Aim of the task
Output each entry verbatim and exclude every picture from it.
........
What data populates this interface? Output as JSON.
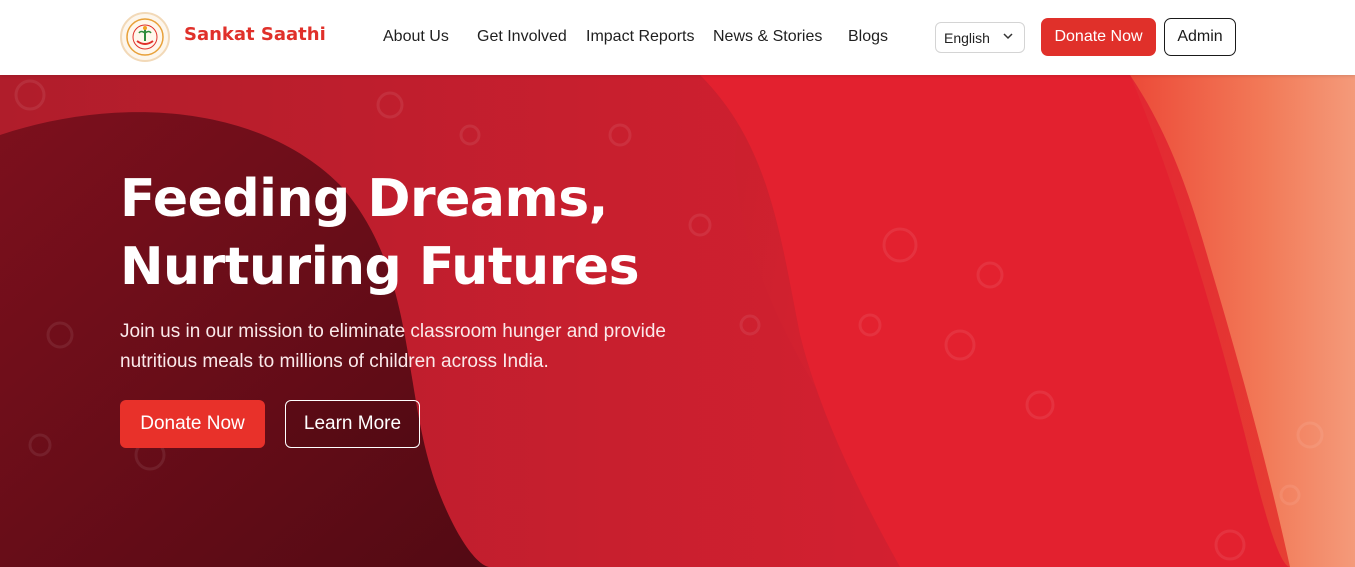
{
  "header": {
    "brand": "Sankat Saathi",
    "nav": [
      "About Us",
      "Get Involved",
      "Impact Reports",
      "News & Stories",
      "Blogs"
    ],
    "language": {
      "selected": "English"
    },
    "donate_label": "Donate Now",
    "admin_label": "Admin"
  },
  "hero": {
    "title_line1": "Feeding Dreams,",
    "title_line2": "Nurturing Futures",
    "subtitle_line1": "Join us in our mission to eliminate classroom hunger and provide",
    "subtitle_line2": "nutritious meals to millions of children across India.",
    "donate_label": "Donate Now",
    "learn_label": "Learn More"
  },
  "colors": {
    "brand_red": "#e0302a",
    "hero_dark": "#5a0a14",
    "hero_red": "#e12232",
    "hero_orange": "#f07a55"
  },
  "icons": {
    "logo": "circular-emblem-logo",
    "language_chevron": "chevron-down-icon"
  }
}
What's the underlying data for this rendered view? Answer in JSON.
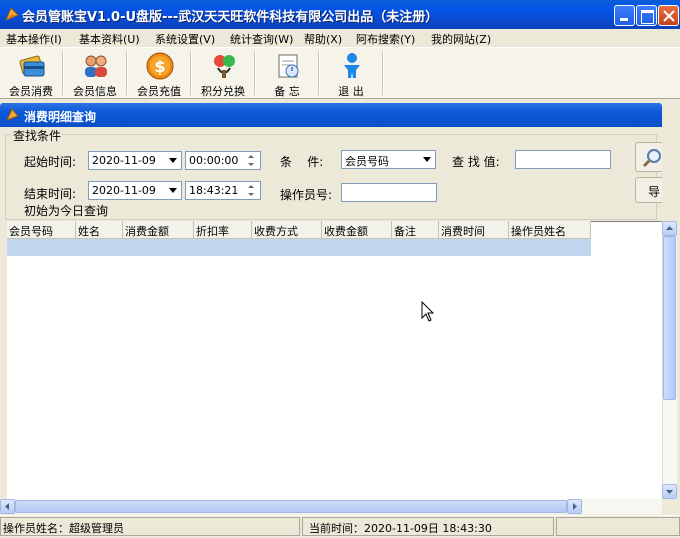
{
  "window": {
    "title": "会员管账宝V1.0-U盘版---武汉天天旺软件科技有限公司出品（未注册）"
  },
  "menu": [
    "基本操作(I)",
    "基本资料(U)",
    "系统设置(V)",
    "统计查询(W)",
    "帮助(X)",
    "阿布搜索(Y)",
    "我的网站(Z)"
  ],
  "toolbar": [
    {
      "label": "会员消费",
      "icon": "card-payment-icon"
    },
    {
      "label": "会员信息",
      "icon": "members-icon"
    },
    {
      "label": "会员充值",
      "icon": "dollar-coin-icon"
    },
    {
      "label": "积分兑换",
      "icon": "points-exchange-icon"
    },
    {
      "label": "备 忘",
      "icon": "memo-icon"
    },
    {
      "label": "退 出",
      "icon": "exit-person-icon"
    }
  ],
  "child_window": {
    "title": "消费明细查询"
  },
  "query": {
    "group_label": "查找条件",
    "start_time_label": "起始时间:",
    "start_date": "2020-11-09",
    "start_time": "00:00:00",
    "end_time_label": "结束时间:",
    "end_date": "2020-11-09",
    "end_time": "18:43:21",
    "condition_label": "条    件:",
    "condition_value": "会员号码",
    "search_value_label": "查 找 值:",
    "search_value": "",
    "operator_no_label": "操作员号:",
    "operator_no": "",
    "init_hint": "初始为今日查询",
    "export_label": "导"
  },
  "table": {
    "columns": [
      "会员号码",
      "姓名",
      "消费金额",
      "折扣率",
      "收费方式",
      "收费金额",
      "备注",
      "消费时间",
      "操作员姓名"
    ],
    "rows": []
  },
  "status": {
    "operator": "操作员姓名：超级管理员",
    "current_time": "当前时间：2020-11-09日 18:43:30"
  },
  "colors": {
    "titlebar": "#0454e8",
    "selection_row": "#c2d5ef",
    "window_bg": "#ece9d8"
  }
}
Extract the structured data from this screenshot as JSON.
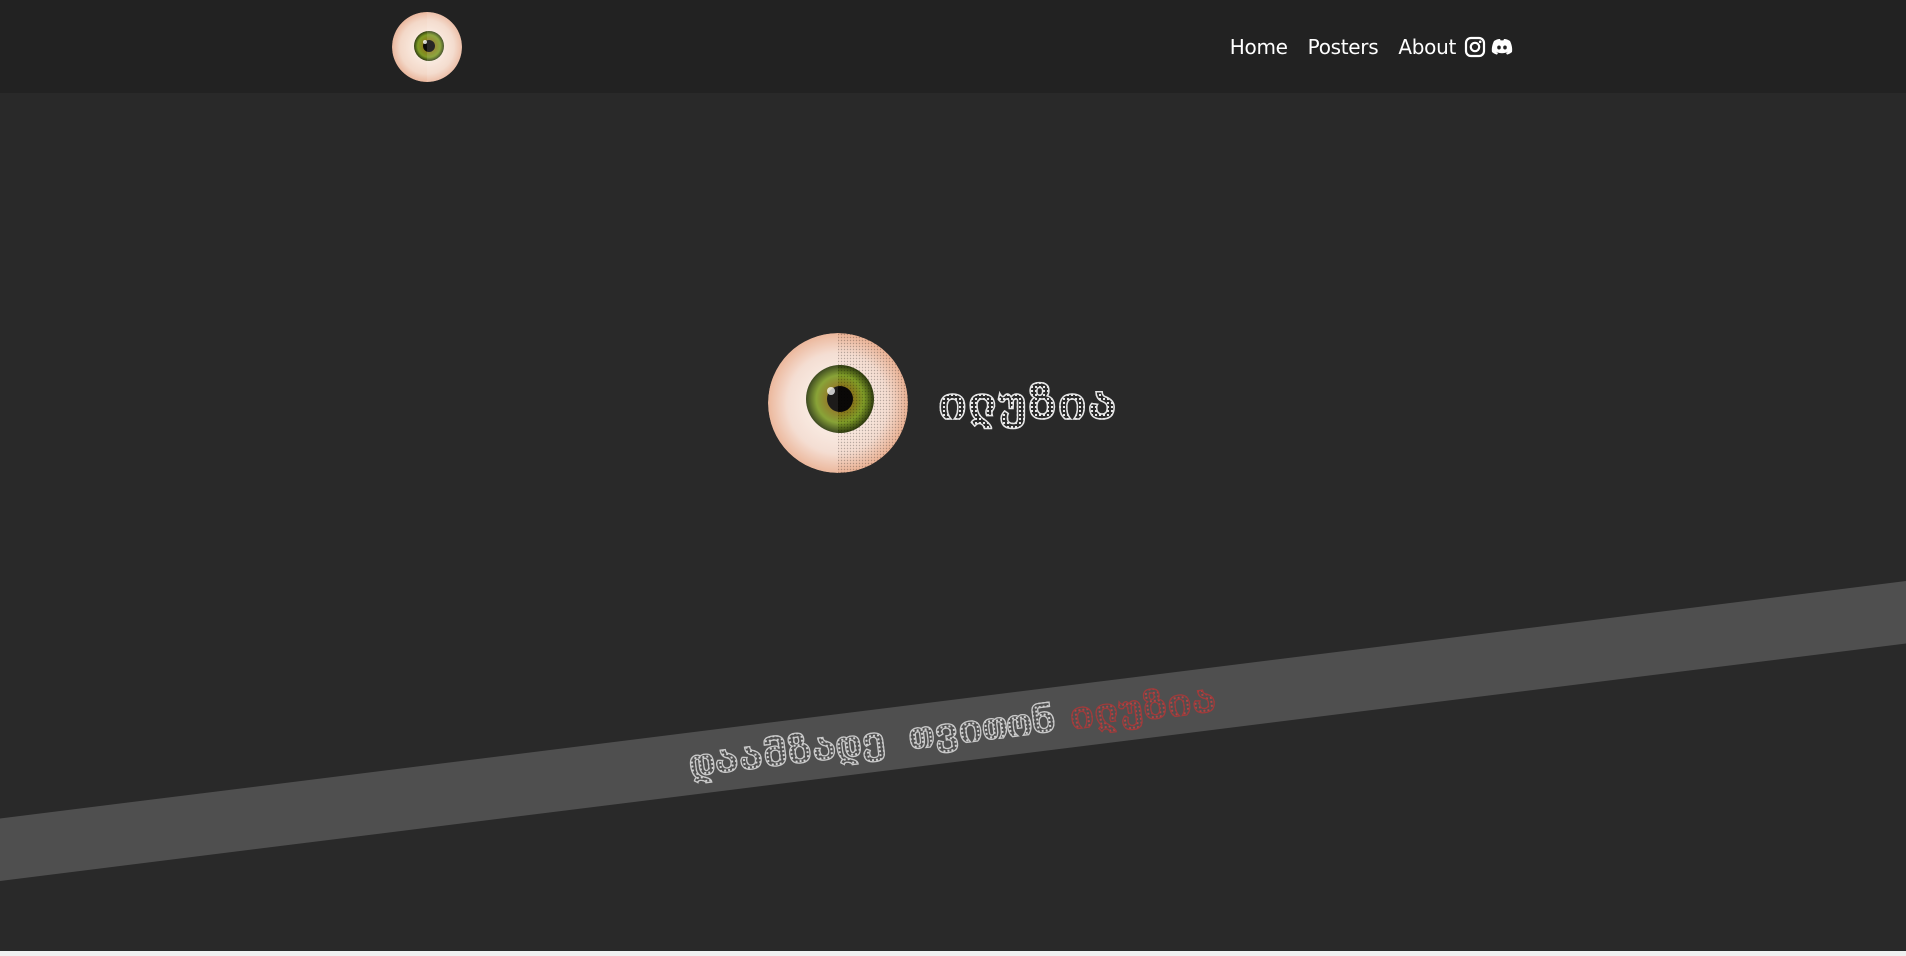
{
  "header": {
    "logo_icon": "eye-icon",
    "nav": [
      {
        "label": "Home"
      },
      {
        "label": "Posters"
      },
      {
        "label": "About"
      }
    ],
    "social": [
      {
        "icon": "instagram-icon"
      },
      {
        "icon": "discord-icon"
      }
    ]
  },
  "hero": {
    "logo_icon": "eye-icon",
    "title": "ილუზია"
  },
  "ribbon": {
    "text_a": "დაამზადე თვითონ",
    "text_b": "ილუზია",
    "color_a": "#c9c9c9",
    "color_b": "#a13a3a"
  },
  "colors": {
    "background": "#292929",
    "navbar": "#222222",
    "ribbon": "#4f4f4f",
    "accent_red": "#a13a3a"
  }
}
........
Reply
What data populates this interface? Output as JSON.
{
  "header": {
    "brand": "Sankat Saathi",
    "nav": [
      "About Us",
      "Get Involved",
      "Impact Reports",
      "News & Stories",
      "Blogs"
    ],
    "language": {
      "selected": "English"
    },
    "donate_label": "Donate Now",
    "admin_label": "Admin"
  },
  "hero": {
    "title_line1": "Feeding Dreams,",
    "title_line2": "Nurturing Futures",
    "subtitle_line1": "Join us in our mission to eliminate classroom hunger and provide",
    "subtitle_line2": "nutritious meals to millions of children across India.",
    "donate_label": "Donate Now",
    "learn_label": "Learn More"
  },
  "colors": {
    "brand_red": "#e0302a",
    "hero_dark": "#5a0a14",
    "hero_red": "#e12232",
    "hero_orange": "#f07a55"
  },
  "icons": {
    "logo": "circular-emblem-logo",
    "language_chevron": "chevron-down-icon"
  }
}
What's the underlying data for this rendered view? Answer in JSON.
{
  "window": {
    "title": "会员管账宝V1.0-U盘版---武汉天天旺软件科技有限公司出品（未注册）"
  },
  "menu": [
    "基本操作(I)",
    "基本资料(U)",
    "系统设置(V)",
    "统计查询(W)",
    "帮助(X)",
    "阿布搜索(Y)",
    "我的网站(Z)"
  ],
  "toolbar": [
    {
      "label": "会员消费",
      "icon": "card-payment-icon"
    },
    {
      "label": "会员信息",
      "icon": "members-icon"
    },
    {
      "label": "会员充值",
      "icon": "dollar-coin-icon"
    },
    {
      "label": "积分兑换",
      "icon": "points-exchange-icon"
    },
    {
      "label": "备 忘",
      "icon": "memo-icon"
    },
    {
      "label": "退 出",
      "icon": "exit-person-icon"
    }
  ],
  "child_window": {
    "title": "消费明细查询"
  },
  "query": {
    "group_label": "查找条件",
    "start_time_label": "起始时间:",
    "start_date": "2020-11-09",
    "start_time": "00:00:00",
    "end_time_label": "结束时间:",
    "end_date": "2020-11-09",
    "end_time": "18:43:21",
    "condition_label": "条    件:",
    "condition_value": "会员号码",
    "search_value_label": "查 找 值:",
    "search_value": "",
    "operator_no_label": "操作员号:",
    "operator_no": "",
    "init_hint": "初始为今日查询",
    "export_label": "导"
  },
  "table": {
    "columns": [
      "会员号码",
      "姓名",
      "消费金额",
      "折扣率",
      "收费方式",
      "收费金额",
      "备注",
      "消费时间",
      "操作员姓名"
    ],
    "rows": []
  },
  "status": {
    "operator": "操作员姓名：超级管理员",
    "current_time": "当前时间：2020-11-09日 18:43:30"
  },
  "colors": {
    "titlebar": "#0454e8",
    "selection_row": "#c2d5ef",
    "window_bg": "#ece9d8"
  }
}
Extract the structured data from this screenshot as JSON.
{
  "header": {
    "logo_icon": "eye-icon",
    "nav": [
      {
        "label": "Home"
      },
      {
        "label": "Posters"
      },
      {
        "label": "About"
      }
    ],
    "social": [
      {
        "icon": "instagram-icon"
      },
      {
        "icon": "discord-icon"
      }
    ]
  },
  "hero": {
    "logo_icon": "eye-icon",
    "title": "ილუზია"
  },
  "ribbon": {
    "text_a": "დაამზადე თვითონ",
    "text_b": "ილუზია",
    "color_a": "#c9c9c9",
    "color_b": "#a13a3a"
  },
  "colors": {
    "background": "#292929",
    "navbar": "#222222",
    "ribbon": "#4f4f4f",
    "accent_red": "#a13a3a"
  }
}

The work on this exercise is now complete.